> **Instructions to follow**
Identify every line in the records below that contains the word "JSON", and reproduce each one.

> **Data entries**

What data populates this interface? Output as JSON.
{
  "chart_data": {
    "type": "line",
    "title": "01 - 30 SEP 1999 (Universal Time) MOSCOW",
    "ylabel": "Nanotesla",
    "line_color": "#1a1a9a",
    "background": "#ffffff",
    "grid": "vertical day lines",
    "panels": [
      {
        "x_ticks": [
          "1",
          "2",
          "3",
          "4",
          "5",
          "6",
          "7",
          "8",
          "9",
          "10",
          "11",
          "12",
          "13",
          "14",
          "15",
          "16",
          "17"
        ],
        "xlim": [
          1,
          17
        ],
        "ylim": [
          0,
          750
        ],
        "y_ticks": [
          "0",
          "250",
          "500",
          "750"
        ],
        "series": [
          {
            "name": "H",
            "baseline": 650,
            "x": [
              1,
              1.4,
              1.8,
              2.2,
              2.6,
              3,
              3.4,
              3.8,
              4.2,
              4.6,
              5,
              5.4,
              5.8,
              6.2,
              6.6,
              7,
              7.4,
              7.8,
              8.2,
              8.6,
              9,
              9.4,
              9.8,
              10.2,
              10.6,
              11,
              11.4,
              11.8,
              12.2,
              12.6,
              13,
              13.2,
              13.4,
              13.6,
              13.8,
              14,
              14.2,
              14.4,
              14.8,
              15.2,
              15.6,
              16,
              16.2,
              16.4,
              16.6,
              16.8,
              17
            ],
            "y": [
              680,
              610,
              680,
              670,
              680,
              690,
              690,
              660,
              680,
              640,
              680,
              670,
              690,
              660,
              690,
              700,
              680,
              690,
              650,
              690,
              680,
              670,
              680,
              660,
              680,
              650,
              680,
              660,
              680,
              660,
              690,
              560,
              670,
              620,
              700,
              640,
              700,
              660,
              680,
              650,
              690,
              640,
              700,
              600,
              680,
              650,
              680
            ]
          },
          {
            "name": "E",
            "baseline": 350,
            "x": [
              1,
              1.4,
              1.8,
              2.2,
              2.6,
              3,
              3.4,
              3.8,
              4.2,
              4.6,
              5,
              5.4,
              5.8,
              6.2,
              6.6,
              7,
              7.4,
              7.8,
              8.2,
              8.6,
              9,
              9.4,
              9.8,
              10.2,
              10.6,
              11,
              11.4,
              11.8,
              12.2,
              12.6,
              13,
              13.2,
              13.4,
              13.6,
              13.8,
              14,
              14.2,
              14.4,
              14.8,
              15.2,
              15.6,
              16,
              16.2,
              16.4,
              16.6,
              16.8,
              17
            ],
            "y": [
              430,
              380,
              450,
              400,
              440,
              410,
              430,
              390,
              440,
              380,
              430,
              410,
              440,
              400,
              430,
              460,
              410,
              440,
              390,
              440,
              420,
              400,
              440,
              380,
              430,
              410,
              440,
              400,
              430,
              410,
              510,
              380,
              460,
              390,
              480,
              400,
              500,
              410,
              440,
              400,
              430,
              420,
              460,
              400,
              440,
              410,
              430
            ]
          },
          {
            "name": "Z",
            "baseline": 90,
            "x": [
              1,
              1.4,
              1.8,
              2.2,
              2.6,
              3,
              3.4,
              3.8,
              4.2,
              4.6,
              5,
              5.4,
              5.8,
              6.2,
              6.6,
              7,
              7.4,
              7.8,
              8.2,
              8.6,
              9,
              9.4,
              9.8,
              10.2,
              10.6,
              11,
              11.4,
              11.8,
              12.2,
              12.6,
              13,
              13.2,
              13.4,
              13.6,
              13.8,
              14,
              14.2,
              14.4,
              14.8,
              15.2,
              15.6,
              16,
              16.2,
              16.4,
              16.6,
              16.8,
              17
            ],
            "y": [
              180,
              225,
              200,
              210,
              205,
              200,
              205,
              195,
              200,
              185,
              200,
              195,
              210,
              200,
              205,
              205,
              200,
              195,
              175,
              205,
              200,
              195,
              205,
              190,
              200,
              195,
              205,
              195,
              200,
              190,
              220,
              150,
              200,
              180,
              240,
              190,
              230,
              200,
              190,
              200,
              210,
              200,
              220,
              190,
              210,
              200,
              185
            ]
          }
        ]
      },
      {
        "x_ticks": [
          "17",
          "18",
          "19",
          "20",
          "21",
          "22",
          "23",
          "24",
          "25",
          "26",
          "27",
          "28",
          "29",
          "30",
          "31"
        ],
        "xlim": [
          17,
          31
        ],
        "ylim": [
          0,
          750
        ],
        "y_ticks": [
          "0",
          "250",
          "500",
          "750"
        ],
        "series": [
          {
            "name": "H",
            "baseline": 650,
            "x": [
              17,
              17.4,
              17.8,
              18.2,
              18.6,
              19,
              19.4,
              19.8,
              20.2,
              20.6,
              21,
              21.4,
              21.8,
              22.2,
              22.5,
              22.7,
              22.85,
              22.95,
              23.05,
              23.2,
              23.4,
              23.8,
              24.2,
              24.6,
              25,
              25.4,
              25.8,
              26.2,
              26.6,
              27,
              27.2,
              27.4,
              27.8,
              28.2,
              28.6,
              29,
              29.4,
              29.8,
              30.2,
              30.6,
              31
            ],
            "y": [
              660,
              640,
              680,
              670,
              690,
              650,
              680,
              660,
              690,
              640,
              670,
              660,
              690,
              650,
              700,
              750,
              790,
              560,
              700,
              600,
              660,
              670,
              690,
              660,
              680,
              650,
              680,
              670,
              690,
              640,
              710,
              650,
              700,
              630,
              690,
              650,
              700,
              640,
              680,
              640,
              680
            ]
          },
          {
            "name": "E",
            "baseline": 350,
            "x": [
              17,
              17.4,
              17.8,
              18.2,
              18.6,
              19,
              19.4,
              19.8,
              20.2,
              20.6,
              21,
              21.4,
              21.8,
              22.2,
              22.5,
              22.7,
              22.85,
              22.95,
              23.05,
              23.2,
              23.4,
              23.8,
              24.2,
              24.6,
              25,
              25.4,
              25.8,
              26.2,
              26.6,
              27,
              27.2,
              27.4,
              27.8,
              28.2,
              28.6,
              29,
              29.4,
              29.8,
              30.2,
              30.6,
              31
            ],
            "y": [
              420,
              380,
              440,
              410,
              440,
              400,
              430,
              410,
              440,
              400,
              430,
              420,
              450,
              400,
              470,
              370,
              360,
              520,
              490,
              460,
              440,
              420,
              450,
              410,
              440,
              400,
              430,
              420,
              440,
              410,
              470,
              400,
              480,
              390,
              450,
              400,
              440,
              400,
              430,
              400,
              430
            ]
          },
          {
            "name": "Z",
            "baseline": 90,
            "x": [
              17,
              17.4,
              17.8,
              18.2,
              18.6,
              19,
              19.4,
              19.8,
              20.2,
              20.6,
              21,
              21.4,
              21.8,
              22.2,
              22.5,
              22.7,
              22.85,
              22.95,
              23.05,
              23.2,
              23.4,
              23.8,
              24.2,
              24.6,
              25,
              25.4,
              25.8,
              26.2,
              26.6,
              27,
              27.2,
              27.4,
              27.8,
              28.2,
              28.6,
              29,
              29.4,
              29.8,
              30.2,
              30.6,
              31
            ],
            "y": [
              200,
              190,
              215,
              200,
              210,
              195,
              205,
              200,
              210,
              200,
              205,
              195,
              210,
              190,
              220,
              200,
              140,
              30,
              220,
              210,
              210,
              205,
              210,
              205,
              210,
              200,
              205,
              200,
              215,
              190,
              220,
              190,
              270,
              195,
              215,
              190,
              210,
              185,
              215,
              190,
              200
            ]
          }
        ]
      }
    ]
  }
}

---

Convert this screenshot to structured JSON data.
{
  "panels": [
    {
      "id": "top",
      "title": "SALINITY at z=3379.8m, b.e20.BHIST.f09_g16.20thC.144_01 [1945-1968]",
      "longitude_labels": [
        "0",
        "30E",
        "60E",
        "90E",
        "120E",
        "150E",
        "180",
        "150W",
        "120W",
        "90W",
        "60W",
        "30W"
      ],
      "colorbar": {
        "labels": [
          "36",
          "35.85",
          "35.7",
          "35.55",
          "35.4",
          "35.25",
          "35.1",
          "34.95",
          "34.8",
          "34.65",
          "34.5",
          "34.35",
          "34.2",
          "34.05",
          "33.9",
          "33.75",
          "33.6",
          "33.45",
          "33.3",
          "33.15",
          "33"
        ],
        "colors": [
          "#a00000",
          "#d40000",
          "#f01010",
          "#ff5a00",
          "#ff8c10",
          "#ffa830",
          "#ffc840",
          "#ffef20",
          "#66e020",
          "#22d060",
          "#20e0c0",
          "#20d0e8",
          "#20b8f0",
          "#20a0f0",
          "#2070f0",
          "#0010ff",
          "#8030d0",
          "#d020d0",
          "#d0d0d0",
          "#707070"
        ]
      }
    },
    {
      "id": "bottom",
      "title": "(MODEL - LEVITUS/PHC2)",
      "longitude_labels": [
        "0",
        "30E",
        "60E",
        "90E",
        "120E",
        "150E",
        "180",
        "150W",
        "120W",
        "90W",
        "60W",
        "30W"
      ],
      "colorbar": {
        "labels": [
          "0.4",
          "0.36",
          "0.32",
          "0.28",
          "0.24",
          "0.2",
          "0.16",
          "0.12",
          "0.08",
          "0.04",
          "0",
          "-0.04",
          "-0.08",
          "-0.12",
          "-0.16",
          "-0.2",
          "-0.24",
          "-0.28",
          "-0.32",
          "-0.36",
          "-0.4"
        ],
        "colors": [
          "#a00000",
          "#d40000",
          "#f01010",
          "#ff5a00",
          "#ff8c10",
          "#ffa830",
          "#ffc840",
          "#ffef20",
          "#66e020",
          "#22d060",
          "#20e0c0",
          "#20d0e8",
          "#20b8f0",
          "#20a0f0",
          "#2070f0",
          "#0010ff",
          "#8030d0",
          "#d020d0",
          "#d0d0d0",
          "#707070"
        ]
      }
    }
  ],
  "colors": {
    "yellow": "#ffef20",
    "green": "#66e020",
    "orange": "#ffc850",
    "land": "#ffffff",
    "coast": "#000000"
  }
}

> **Result for this exercise**
What data populates this interface? Output as JSON.
Convert this screenshot to structured JSON data.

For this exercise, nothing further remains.